▸ **What the task asks**:
Output nothing but the number of lines that include the word "حبان".

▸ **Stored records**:
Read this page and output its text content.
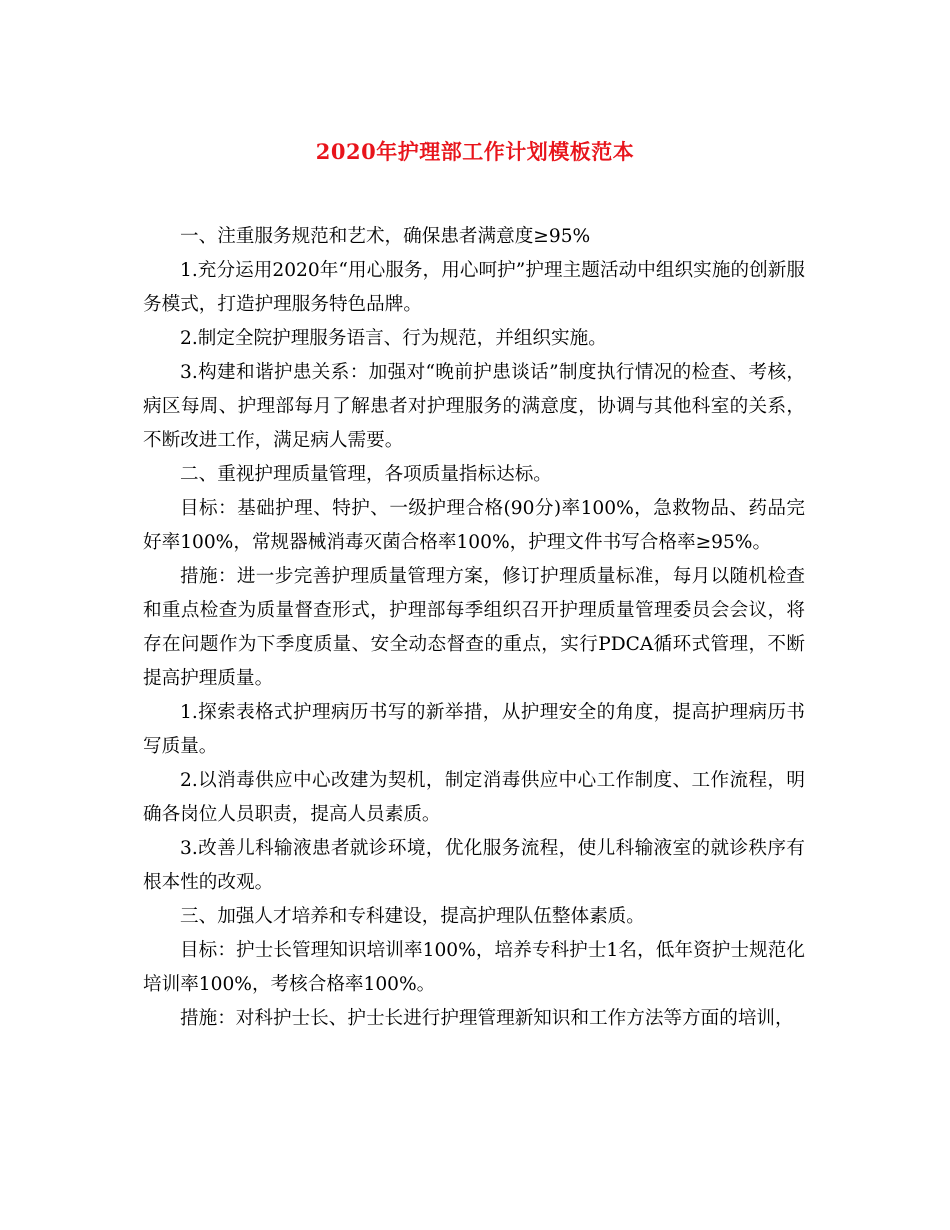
2020年护理部工作计划模板范本

一、注重服务规范和艺术，确保患者满意度≥95%

1.充分运用2020年“用心服务，用心呵护”护理主题活动中组织实施的创新服务模式，打造护理服务特色品牌。

2.制定全院护理服务语言、行为规范，并组织实施。

3.构建和谐护患关系：加强对“晚前护患谈话”制度执行情况的检查、考核，病区每周、护理部每月了解患者对护理服务的满意度，协调与其他科室的关系，不断改进工作，满足病人需要。

二、重视护理质量管理，各项质量指标达标。

目标：基础护理、特护、一级护理合格(90分)率100%，急救物品、药品完好率100%，常规器械消毒灭菌合格率100%，护理文件书写合格率≥95%。

措施：进一步完善护理质量管理方案，修订护理质量标准，每月以随机检查和重点检查为质量督查形式，护理部每季组织召开护理质量管理委员会会议，将存在问题作为下季度质量、安全动态督查的重点，实行PDCA循环式管理，不断提高护理质量。

1.探索表格式护理病历书写的新举措，从护理安全的角度，提高护理病历书写质量。

2.以消毒供应中心改建为契机，制定消毒供应中心工作制度、工作流程，明确各岗位人员职责，提高人员素质。

3.改善儿科输液患者就诊环境，优化服务流程，使儿科输液室的就诊秩序有根本性的改观。

三、加强人才培养和专科建设，提高护理队伍整体素质。

目标：护士长管理知识培训率100%，培养专科护士1名，低年资护士规范化培训率100%，考核合格率100%。

措施：对科护士长、护士长进行护理管理新知识和工作方法等方面的培训，
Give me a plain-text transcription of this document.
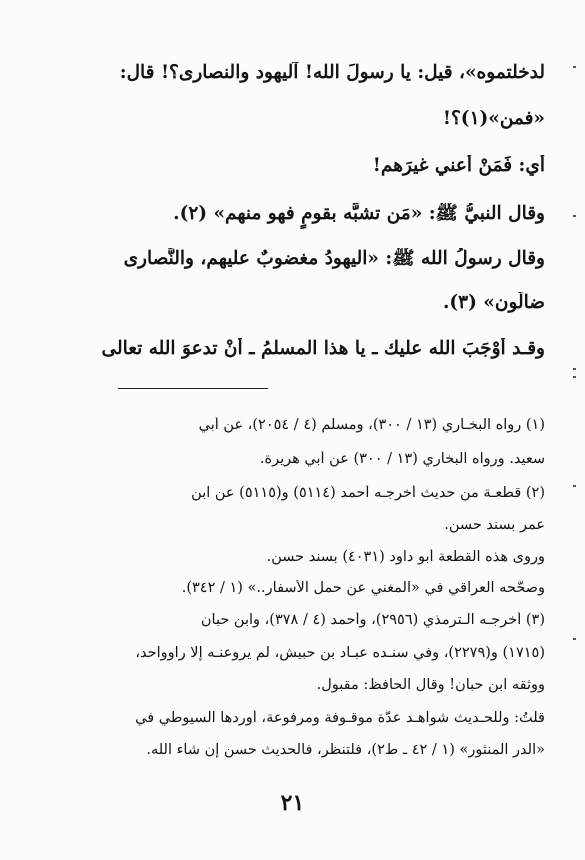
لدخلتموه»، قيل: يا رسولَ الله! آليهود والنصارى؟! قال:
«فمن»(١)؟!
أي: فَمَنْ أعني غيرَهم!
وقال النبيُّ ﷺ: «مَن تشبَّه بقومٍ فهو منهم» (٢).
وقال رسولُ الله ﷺ: «اليهودُ مغضوبٌ عليهم، والنَّصارى
ضالُّون» (٣).
وقـد أوْجَبَ الله عليك ـ يا هذا المسلمُ ـ أنْ تدعوَ الله تعالى
(١) رواه البخـاري (١٣ / ٣٠٠)، ومسلم (٤ / ٢٠٥٤)، عن أبي
سعيد. ورواه البخاري (١٣ / ٣٠٠) عن أبي هريرة.
(٢) قطعـة من حديث أخرجـه أحمد (٥١١٤) و(٥١١٥) عن ابن
عمر بسند حسن.
وروى هذه القطعة أبو داود (٤٠٣١) بسند حسن.
وصحَّحه العراقي في «المغني عن حمل الأسفار..» (١ / ٣٤٢).
(٣) أخرجـه الـترمذي (٢٩٥٦)، وأحمد (٤ / ٣٧٨)، وابن حبان
(١٧١٥) و(٢٢٧٩)، وفي سنـده عبـاد بن حبيش، لم يروعنـه إلا راوواحد،
ووثقه ابن حبان! وقال الحافظ: مقبول.
قلتُ: وللحـديث شواهـد عدَّة موقـوفة ومرفوعة، أوردها السيوطي في
«الدر المنثور» (١ / ٤٢ ـ ط٢)، فلتنظر، فالحديث حسن إن شاء الله.
٢١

▸ **Full answer**:
2